INPUT RECORDS ::
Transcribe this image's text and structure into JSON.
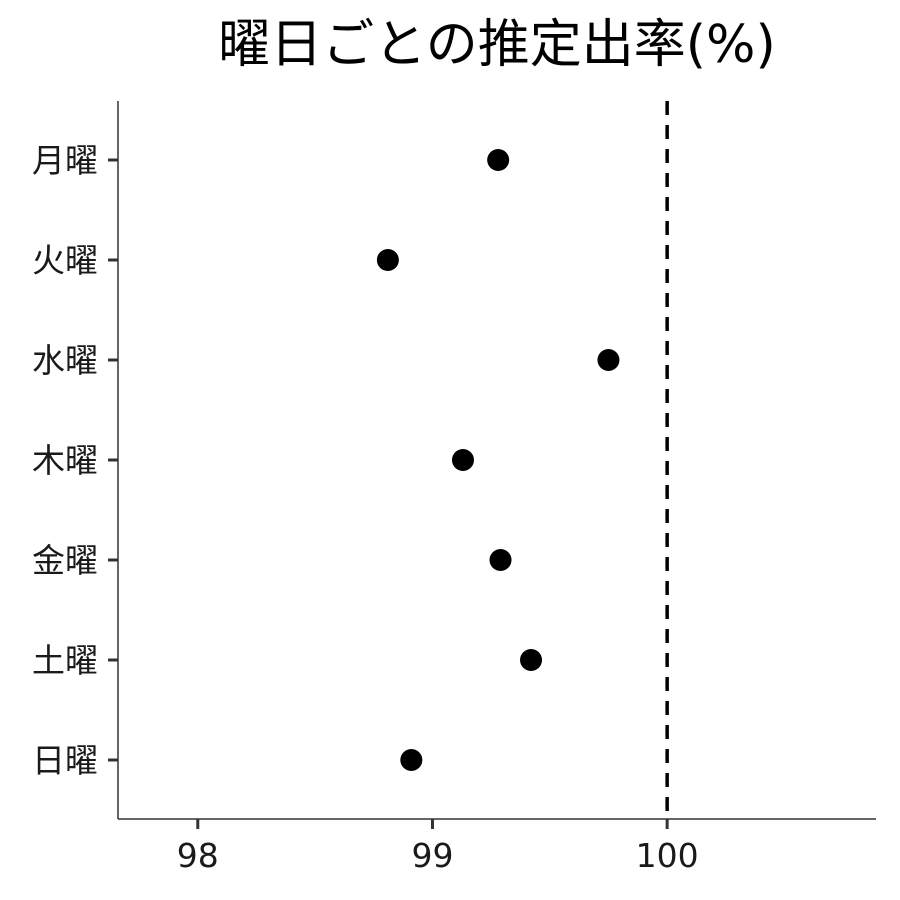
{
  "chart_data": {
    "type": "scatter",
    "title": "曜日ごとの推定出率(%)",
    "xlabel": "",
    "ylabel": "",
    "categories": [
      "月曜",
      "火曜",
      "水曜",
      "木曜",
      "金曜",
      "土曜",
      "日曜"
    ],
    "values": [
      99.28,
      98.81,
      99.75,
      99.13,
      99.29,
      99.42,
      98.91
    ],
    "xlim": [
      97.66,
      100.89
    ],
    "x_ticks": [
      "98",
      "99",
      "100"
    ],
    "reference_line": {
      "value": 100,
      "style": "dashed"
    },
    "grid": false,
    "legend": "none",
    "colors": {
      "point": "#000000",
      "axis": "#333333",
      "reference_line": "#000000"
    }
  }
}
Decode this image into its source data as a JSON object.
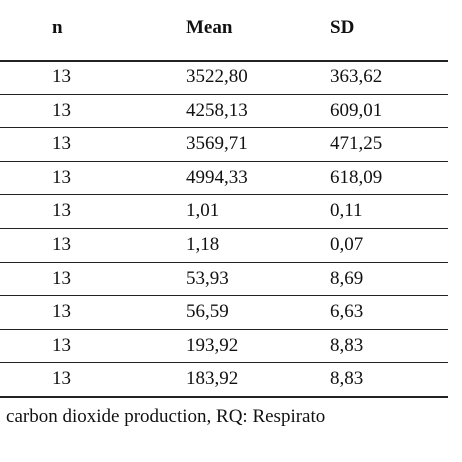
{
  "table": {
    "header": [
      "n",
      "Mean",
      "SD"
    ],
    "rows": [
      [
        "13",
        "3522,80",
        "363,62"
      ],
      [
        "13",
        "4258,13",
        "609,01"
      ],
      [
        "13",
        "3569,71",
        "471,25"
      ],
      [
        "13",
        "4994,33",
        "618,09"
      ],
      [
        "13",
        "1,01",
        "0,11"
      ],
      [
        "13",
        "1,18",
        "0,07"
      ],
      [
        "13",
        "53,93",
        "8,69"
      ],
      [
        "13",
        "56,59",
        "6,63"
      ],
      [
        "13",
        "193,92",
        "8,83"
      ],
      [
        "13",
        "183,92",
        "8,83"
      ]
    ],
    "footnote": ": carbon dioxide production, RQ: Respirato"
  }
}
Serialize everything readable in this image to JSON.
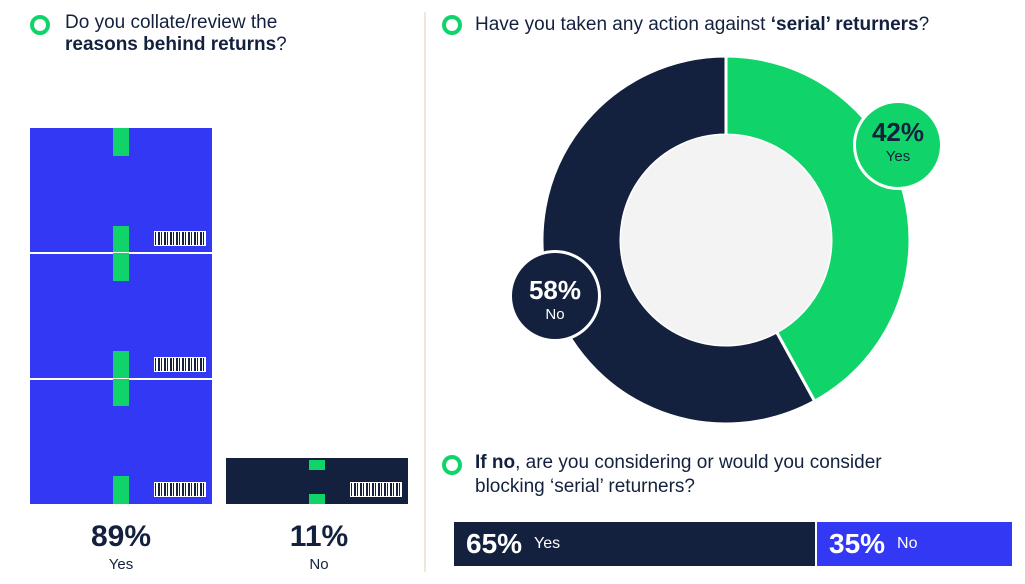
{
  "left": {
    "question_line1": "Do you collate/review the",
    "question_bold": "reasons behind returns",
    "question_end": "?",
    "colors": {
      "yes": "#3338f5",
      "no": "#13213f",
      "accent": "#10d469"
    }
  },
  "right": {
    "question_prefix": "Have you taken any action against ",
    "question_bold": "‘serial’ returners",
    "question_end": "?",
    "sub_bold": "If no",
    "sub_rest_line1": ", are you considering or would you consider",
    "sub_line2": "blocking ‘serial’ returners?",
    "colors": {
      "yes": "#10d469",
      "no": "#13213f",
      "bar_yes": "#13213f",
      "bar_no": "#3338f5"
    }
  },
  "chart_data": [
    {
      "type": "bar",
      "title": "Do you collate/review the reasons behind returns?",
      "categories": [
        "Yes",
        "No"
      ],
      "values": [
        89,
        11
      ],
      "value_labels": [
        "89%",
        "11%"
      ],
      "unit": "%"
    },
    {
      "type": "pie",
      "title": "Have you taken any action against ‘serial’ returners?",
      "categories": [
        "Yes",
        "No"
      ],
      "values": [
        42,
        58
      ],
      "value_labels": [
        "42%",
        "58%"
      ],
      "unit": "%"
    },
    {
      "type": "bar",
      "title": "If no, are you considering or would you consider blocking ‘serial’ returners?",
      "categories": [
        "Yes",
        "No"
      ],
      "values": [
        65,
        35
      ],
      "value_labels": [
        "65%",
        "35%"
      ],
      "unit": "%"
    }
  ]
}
--
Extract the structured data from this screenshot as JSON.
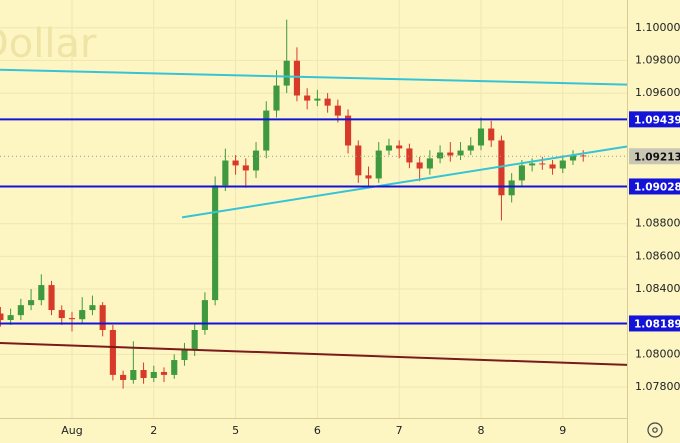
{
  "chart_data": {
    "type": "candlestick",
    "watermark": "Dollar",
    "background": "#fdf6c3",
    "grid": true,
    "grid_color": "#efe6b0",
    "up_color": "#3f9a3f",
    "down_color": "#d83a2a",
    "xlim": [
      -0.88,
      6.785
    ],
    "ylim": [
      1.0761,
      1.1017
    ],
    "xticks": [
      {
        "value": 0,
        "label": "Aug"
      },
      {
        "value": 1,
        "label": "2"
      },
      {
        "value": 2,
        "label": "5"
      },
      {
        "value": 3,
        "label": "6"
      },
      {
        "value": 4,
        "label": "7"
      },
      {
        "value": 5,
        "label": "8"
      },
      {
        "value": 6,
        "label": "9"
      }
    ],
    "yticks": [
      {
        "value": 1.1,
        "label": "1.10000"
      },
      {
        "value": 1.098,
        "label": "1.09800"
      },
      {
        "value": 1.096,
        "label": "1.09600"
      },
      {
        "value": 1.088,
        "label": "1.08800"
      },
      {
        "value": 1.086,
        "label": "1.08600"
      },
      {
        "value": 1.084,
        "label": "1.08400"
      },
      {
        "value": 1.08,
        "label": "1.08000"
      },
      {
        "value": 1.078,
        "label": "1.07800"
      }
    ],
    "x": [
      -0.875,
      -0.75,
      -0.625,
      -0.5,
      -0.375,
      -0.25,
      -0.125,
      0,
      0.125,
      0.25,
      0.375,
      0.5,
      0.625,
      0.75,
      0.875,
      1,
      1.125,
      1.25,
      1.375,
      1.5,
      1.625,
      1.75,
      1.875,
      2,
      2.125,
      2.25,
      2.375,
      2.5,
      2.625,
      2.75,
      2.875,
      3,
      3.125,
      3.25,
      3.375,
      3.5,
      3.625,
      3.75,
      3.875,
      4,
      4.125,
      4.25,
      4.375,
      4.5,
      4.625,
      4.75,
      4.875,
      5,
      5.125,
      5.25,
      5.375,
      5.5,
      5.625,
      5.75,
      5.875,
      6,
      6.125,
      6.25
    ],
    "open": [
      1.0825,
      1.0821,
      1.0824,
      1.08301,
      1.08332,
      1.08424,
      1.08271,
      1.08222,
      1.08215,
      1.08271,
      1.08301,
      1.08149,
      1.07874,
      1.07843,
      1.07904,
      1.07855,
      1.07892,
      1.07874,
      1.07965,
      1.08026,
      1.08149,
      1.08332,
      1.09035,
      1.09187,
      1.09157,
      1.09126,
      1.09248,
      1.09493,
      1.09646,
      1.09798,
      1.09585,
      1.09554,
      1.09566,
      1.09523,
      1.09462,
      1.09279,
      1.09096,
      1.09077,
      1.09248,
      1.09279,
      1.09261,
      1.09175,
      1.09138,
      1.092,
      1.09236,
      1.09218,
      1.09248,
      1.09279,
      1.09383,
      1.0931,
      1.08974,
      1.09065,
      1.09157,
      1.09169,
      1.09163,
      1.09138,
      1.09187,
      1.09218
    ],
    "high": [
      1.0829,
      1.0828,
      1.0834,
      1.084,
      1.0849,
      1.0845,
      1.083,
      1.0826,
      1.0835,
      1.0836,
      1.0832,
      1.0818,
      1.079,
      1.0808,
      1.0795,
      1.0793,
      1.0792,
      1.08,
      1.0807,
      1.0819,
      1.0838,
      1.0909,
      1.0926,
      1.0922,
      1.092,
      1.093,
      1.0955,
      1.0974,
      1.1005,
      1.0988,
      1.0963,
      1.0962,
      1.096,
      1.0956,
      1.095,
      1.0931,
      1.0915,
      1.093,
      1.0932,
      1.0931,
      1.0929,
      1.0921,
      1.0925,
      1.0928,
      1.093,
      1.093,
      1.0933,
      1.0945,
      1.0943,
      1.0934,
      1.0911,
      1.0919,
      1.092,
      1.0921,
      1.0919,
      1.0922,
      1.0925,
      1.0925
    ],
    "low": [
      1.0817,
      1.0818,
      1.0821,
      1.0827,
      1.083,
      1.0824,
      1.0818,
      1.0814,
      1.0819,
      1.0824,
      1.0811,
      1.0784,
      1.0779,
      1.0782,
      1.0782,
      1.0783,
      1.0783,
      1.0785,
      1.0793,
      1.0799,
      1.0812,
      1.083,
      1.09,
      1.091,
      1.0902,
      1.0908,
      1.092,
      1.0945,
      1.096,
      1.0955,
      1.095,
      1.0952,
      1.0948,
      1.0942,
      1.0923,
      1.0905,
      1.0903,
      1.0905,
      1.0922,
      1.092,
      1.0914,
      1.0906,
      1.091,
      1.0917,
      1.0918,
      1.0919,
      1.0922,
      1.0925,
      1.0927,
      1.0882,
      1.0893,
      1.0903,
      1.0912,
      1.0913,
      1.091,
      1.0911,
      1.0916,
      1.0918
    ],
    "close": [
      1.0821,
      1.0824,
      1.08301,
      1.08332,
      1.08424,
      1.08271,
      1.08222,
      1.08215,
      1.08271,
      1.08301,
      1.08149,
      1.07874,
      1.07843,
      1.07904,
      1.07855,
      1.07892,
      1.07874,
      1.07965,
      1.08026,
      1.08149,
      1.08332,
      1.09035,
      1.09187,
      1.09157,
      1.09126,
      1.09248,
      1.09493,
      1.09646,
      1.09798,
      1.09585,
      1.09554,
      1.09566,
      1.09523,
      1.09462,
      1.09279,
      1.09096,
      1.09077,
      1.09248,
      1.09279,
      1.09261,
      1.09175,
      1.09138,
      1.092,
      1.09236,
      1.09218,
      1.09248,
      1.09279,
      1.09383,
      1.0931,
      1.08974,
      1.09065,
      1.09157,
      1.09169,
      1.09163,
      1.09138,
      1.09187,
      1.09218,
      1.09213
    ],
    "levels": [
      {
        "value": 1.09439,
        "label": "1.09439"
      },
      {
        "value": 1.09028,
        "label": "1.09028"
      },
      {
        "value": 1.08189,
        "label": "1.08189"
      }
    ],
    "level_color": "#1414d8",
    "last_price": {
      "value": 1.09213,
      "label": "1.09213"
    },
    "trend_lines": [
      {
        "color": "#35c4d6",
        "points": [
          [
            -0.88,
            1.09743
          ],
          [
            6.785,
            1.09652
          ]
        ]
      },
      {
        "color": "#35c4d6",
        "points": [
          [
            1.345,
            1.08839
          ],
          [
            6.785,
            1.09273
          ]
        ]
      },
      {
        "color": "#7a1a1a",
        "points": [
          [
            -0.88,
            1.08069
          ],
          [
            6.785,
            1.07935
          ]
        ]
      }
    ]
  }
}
---
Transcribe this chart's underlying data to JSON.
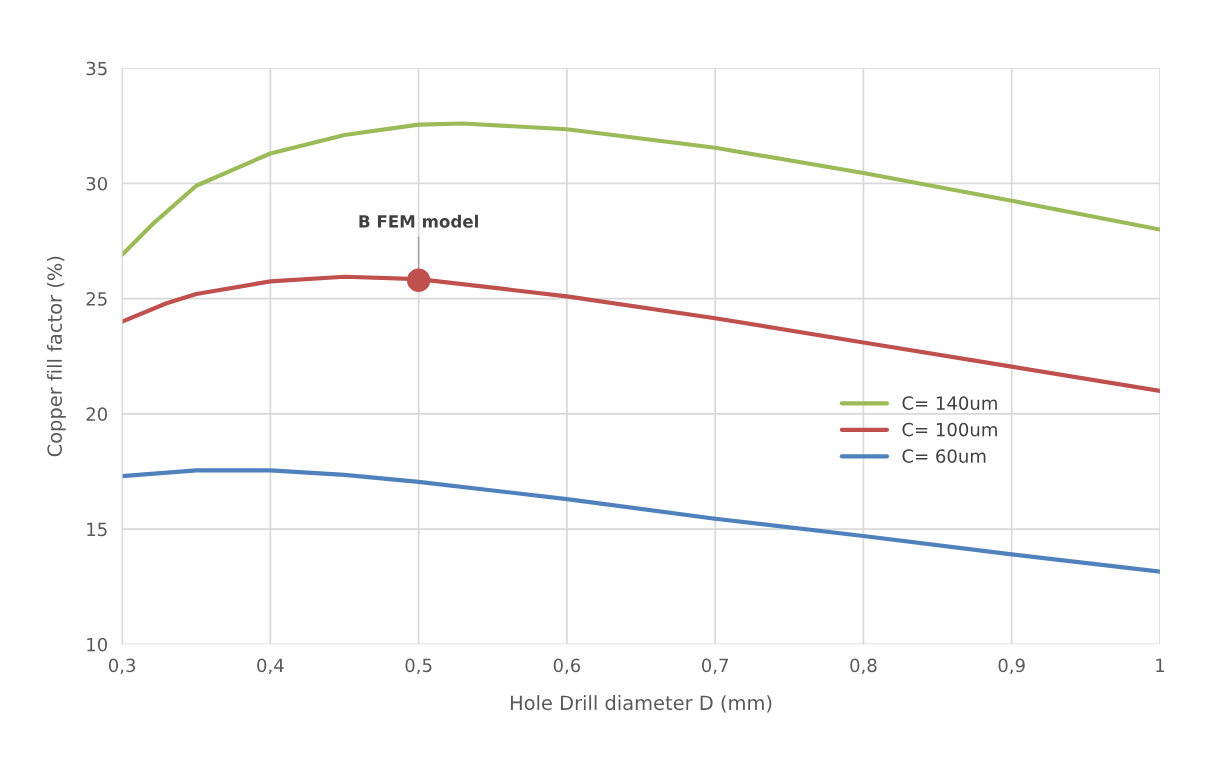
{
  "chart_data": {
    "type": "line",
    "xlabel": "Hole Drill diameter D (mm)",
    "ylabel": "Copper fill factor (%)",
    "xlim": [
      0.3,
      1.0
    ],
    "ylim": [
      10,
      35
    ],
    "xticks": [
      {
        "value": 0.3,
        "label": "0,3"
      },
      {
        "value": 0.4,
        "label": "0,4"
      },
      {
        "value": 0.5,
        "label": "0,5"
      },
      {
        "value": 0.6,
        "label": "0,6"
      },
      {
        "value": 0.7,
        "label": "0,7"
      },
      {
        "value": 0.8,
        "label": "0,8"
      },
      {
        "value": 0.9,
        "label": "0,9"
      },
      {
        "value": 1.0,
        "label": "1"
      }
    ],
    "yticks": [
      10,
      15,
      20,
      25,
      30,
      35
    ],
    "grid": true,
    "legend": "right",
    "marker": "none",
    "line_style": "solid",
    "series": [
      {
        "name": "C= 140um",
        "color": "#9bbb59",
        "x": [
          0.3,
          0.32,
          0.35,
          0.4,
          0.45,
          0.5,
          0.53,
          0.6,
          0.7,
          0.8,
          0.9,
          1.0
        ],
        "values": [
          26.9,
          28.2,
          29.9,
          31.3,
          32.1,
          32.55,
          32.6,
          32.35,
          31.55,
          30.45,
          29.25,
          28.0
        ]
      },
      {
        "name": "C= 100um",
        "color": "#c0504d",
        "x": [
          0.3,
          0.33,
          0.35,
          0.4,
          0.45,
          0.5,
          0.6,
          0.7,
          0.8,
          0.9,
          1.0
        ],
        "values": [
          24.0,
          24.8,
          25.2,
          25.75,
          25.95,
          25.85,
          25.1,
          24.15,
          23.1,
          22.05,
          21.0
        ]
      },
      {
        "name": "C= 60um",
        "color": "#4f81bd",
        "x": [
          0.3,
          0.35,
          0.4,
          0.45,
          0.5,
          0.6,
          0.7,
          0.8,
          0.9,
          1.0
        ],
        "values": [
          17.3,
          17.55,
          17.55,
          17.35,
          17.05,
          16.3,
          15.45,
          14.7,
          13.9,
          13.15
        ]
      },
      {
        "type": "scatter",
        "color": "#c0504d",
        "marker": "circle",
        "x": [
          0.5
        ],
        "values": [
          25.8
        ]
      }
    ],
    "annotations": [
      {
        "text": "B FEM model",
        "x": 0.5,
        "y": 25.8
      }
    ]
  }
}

YOUR GOAL :: Locate each line containing the string "behind" and show it.

FINISHED TASK ::
    "question_bold": "reasons behind returns",
      "title": "Do you collate/review the reasons behind returns?",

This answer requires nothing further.